Where a line contains the string "Silvio", copy that line.

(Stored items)
......

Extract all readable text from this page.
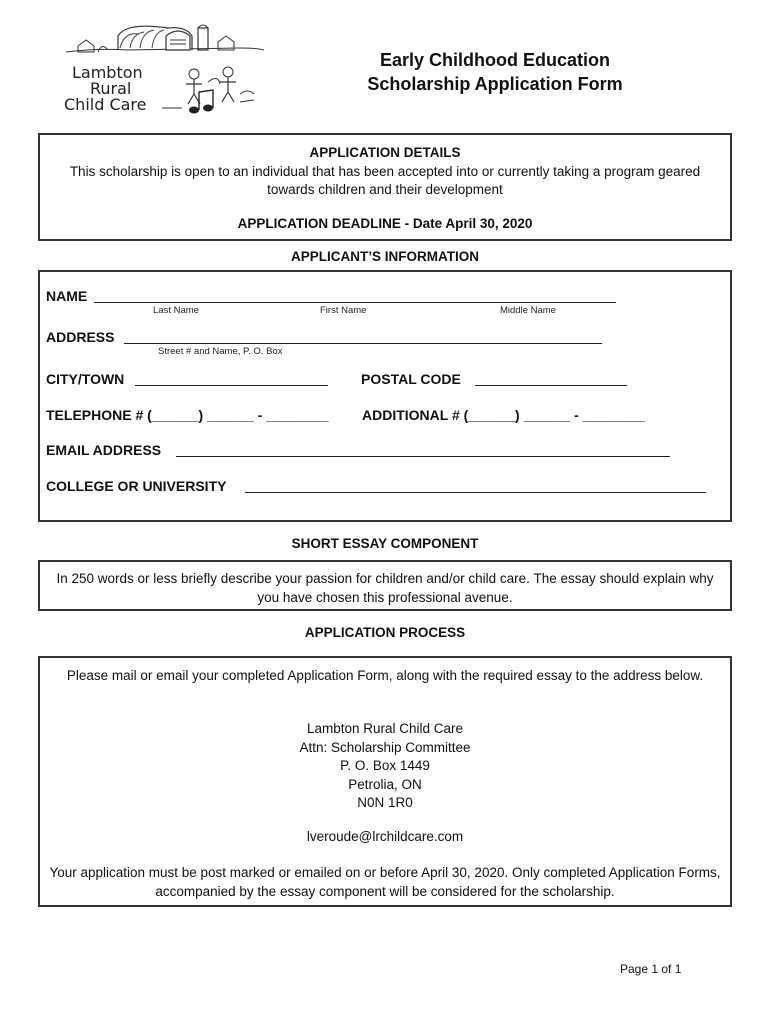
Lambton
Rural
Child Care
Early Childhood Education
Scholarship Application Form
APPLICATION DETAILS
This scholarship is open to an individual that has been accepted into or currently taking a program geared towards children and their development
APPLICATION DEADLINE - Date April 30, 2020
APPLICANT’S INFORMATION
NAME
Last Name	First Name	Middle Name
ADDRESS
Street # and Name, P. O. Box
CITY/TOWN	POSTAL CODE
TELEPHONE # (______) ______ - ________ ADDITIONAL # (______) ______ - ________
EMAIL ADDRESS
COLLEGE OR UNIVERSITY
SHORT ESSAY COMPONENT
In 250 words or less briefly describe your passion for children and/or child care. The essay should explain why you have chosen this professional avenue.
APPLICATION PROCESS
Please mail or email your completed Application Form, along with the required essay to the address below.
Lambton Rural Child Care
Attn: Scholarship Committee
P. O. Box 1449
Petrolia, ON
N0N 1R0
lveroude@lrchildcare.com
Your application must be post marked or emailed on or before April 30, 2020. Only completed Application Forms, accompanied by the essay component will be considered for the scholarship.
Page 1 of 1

......

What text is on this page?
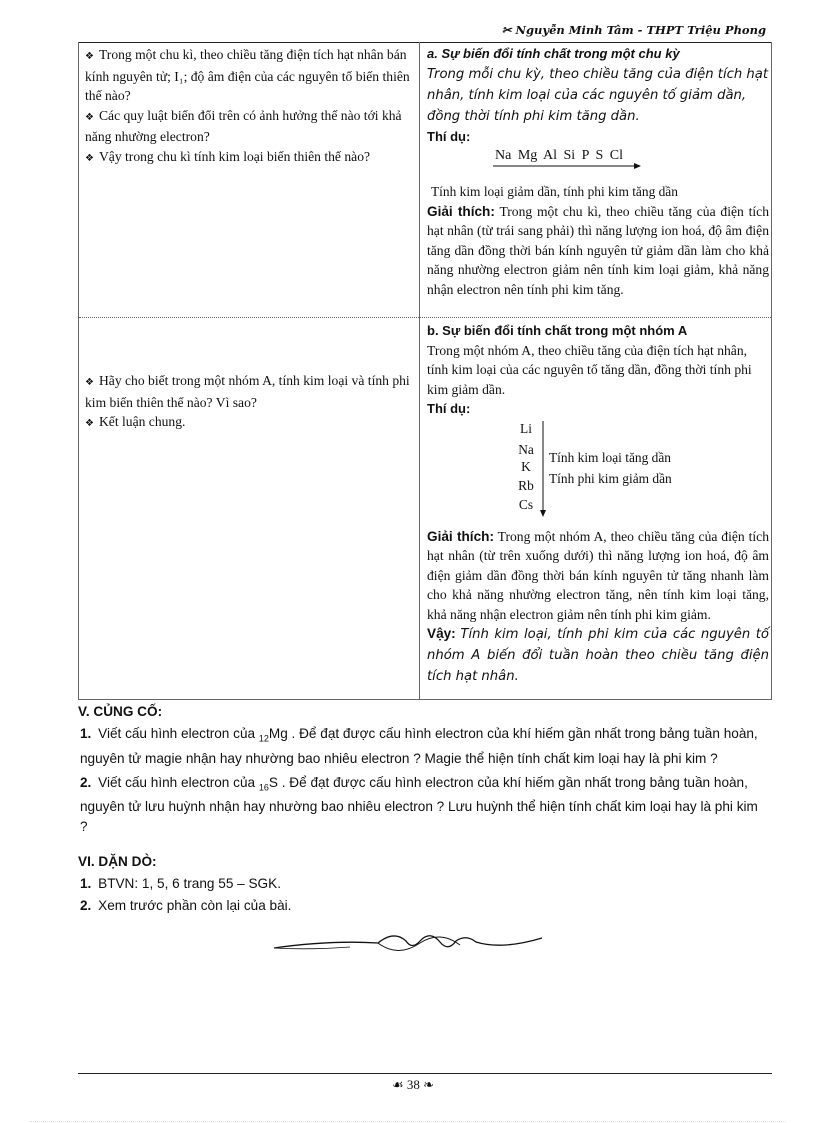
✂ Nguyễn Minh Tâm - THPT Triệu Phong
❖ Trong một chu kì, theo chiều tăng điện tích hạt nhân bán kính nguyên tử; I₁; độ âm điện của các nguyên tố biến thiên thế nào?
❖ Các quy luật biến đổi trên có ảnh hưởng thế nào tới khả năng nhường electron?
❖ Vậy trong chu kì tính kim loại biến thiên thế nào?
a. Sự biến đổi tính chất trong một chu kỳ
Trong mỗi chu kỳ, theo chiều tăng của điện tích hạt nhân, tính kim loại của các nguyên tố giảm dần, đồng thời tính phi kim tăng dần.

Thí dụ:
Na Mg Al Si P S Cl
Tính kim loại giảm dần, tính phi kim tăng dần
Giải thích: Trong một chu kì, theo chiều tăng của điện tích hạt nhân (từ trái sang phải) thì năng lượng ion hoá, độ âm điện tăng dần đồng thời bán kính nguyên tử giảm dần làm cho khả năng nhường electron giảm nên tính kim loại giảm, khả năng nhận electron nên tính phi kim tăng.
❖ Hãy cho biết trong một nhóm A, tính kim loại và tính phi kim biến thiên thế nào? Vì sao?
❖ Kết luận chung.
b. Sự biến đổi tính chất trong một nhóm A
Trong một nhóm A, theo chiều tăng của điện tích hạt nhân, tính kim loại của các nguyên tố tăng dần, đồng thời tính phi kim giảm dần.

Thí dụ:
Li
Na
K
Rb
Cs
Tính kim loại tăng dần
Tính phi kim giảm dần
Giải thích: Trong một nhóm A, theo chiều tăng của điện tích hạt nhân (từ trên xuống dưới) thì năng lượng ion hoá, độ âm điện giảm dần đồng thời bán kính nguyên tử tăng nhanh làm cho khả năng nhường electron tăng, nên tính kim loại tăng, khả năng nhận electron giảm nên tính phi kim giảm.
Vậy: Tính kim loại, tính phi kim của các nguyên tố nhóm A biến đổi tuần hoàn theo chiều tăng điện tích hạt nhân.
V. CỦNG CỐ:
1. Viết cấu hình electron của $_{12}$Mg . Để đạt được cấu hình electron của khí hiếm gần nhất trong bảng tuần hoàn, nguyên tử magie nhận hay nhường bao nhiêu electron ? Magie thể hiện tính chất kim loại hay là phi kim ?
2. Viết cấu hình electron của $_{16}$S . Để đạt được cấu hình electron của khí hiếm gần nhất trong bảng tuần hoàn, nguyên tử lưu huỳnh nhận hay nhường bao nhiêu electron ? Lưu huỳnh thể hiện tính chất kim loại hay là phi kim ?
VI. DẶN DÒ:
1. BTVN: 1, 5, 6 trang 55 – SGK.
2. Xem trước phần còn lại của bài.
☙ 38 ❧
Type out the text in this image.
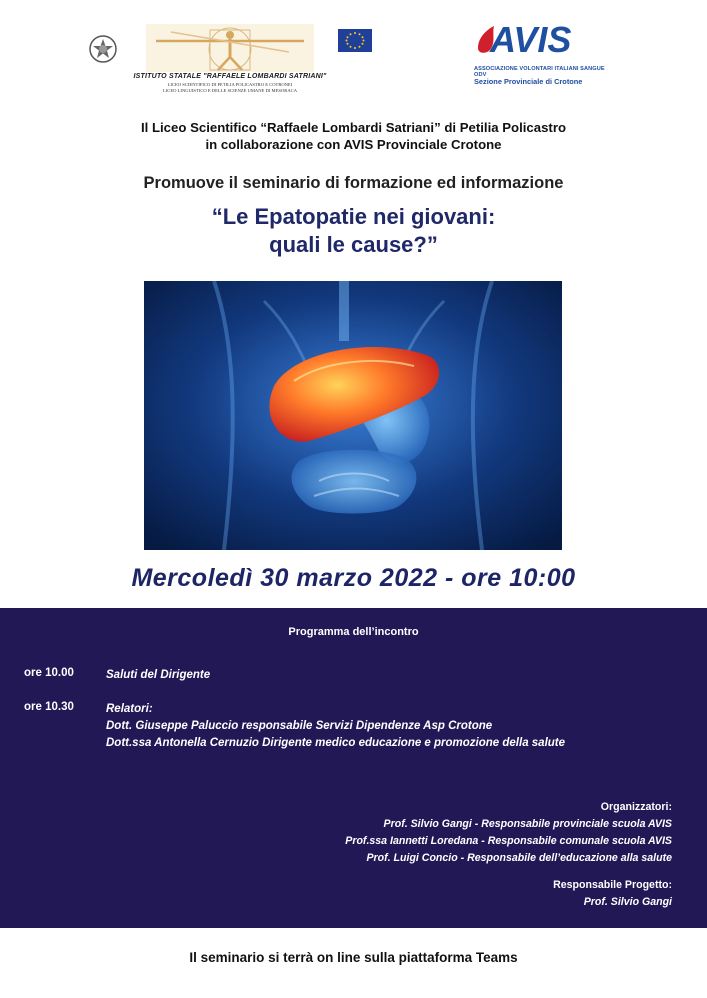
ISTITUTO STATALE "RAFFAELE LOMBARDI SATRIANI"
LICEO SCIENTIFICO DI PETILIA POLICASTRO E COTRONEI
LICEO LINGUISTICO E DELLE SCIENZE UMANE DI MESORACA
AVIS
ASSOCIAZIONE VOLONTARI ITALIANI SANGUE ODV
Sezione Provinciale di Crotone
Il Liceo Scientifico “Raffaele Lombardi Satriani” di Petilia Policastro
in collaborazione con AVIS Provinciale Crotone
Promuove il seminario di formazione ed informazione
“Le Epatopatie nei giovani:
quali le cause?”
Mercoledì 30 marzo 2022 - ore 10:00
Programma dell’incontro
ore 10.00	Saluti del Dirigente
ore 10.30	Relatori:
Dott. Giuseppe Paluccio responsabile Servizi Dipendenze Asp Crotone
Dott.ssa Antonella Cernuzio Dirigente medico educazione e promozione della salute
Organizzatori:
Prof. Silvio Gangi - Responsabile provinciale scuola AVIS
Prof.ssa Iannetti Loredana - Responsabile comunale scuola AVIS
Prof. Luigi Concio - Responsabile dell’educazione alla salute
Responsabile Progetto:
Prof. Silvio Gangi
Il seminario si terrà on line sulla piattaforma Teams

......

● OUTPUT BELOW:
Prof. Silvio Gangi - Responsabile provinciale scuola AVIS
Prof. Silvio Gangi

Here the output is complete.